_Your instructions_. Omit all pictures and give the records below again exactly as written.

>> start

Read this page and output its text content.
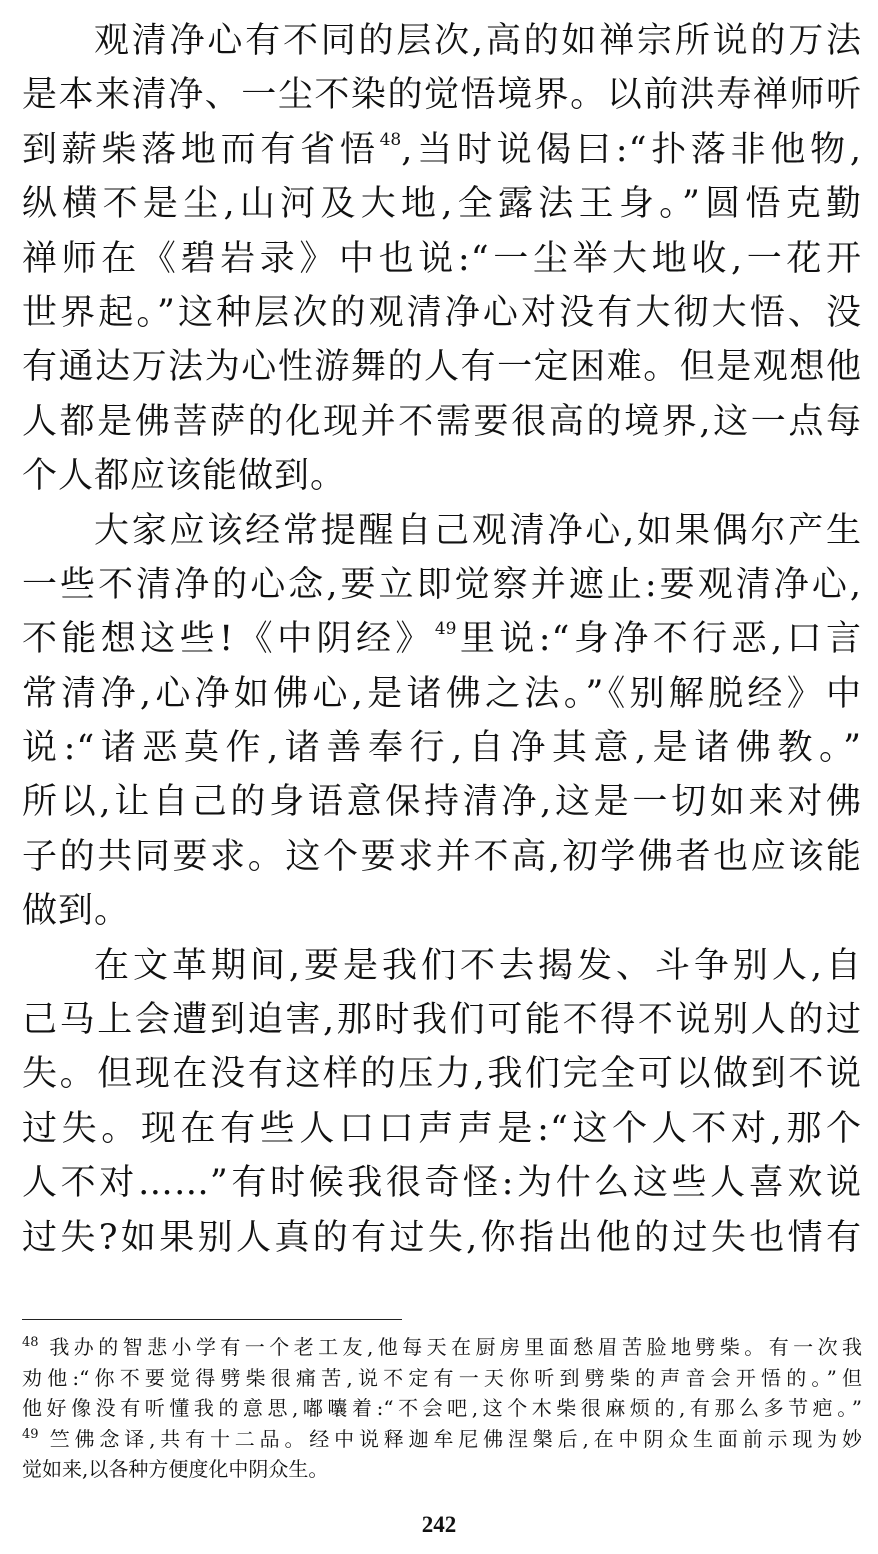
观清净心有不同的层次,高的如禅宗所说的万法
是本来清净、一尘不染的觉悟境界。以前洪寿禅师听
到薪柴落地而有省悟$^{48}$,当时说偈曰:“扑落非他物,
纵横不是尘,山河及大地,全露法王身。”圆悟克勤
禅师在《碧岩录》中也说:“一尘举大地收,一花开
世界起。”这种层次的观清净心对没有大彻大悟、没
有通达万法为心性游舞的人有一定困难。但是观想他
人都是佛菩萨的化现并不需要很高的境界,这一点每
个人都应该能做到。
大家应该经常提醒自己观清净心,如果偶尔产生
一些不清净的心念,要立即觉察并遮止:要观清净心,
不能想这些!《中阴经》$^{49}$里说:“身净不行恶,口言
常清净,心净如佛心,是诸佛之法。”《别解脱经》中
说:“诸恶莫作,诸善奉行,自净其意,是诸佛教。”
所以,让自己的身语意保持清净,这是一切如来对佛
子的共同要求。这个要求并不高,初学佛者也应该能
做到。
在文革期间,要是我们不去揭发、斗争别人,自
己马上会遭到迫害,那时我们可能不得不说别人的过
失。但现在没有这样的压力,我们完全可以做到不说
过失。现在有些人口口声声是:“这个人不对,那个
人不对……”有时候我很奇怪:为什么这些人喜欢说
过失?如果别人真的有过失,你指出他的过失也情有
$^{48}$ 我办的智悲小学有一个老工友,他每天在厨房里面愁眉苦脸地劈柴。有一次我
劝他:“你不要觉得劈柴很痛苦,说不定有一天你听到劈柴的声音会开悟的。”但
他好像没有听懂我的意思,嘟囔着:“不会吧,这个木柴很麻烦的,有那么多节疤。”
$^{49}$ 竺佛念译,共有十二品。经中说释迦牟尼佛涅槃后,在中阴众生面前示现为妙
觉如来,以各种方便度化中阴众生。
242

>> end

_Reply to the exercise_.
Read this page and output its text content.
观清净心有不同的层次,高的如禅宗所说的万法
是本来清净、一尘不染的觉悟境界。以前洪寿禅师听
到薪柴落地而有省悟$^{48}$,当时说偈曰:“扑落非他物,
纵横不是尘,山河及大地,全露法王身。”圆悟克勤
禅师在《碧岩录》中也说:“一尘举大地收,一花开
世界起。”这种层次的观清净心对没有大彻大悟、没
有通达万法为心性游舞的人有一定困难。但是观想他
人都是佛菩萨的化现并不需要很高的境界,这一点每
个人都应该能做到。
大家应该经常提醒自己观清净心,如果偶尔产生
一些不清净的心念,要立即觉察并遮止:要观清净心,
不能想这些!《中阴经》$^{49}$里说:“身净不行恶,口言
常清净,心净如佛心,是诸佛之法。”《别解脱经》中
说:“诸恶莫作,诸善奉行,自净其意,是诸佛教。”
所以,让自己的身语意保持清净,这是一切如来对佛
子的共同要求。这个要求并不高,初学佛者也应该能
做到。
在文革期间,要是我们不去揭发、斗争别人,自
己马上会遭到迫害,那时我们可能不得不说别人的过
失。但现在没有这样的压力,我们完全可以做到不说
过失。现在有些人口口声声是:“这个人不对,那个
人不对……”有时候我很奇怪:为什么这些人喜欢说
过失?如果别人真的有过失,你指出他的过失也情有
$^{48}$ 我办的智悲小学有一个老工友,他每天在厨房里面愁眉苦脸地劈柴。有一次我
劝他:“你不要觉得劈柴很痛苦,说不定有一天你听到劈柴的声音会开悟的。”但
他好像没有听懂我的意思,嘟囔着:“不会吧,这个木柴很麻烦的,有那么多节疤。”
$^{49}$ 竺佛念译,共有十二品。经中说释迦牟尼佛涅槃后,在中阴众生面前示现为妙
觉如来,以各种方便度化中阴众生。
242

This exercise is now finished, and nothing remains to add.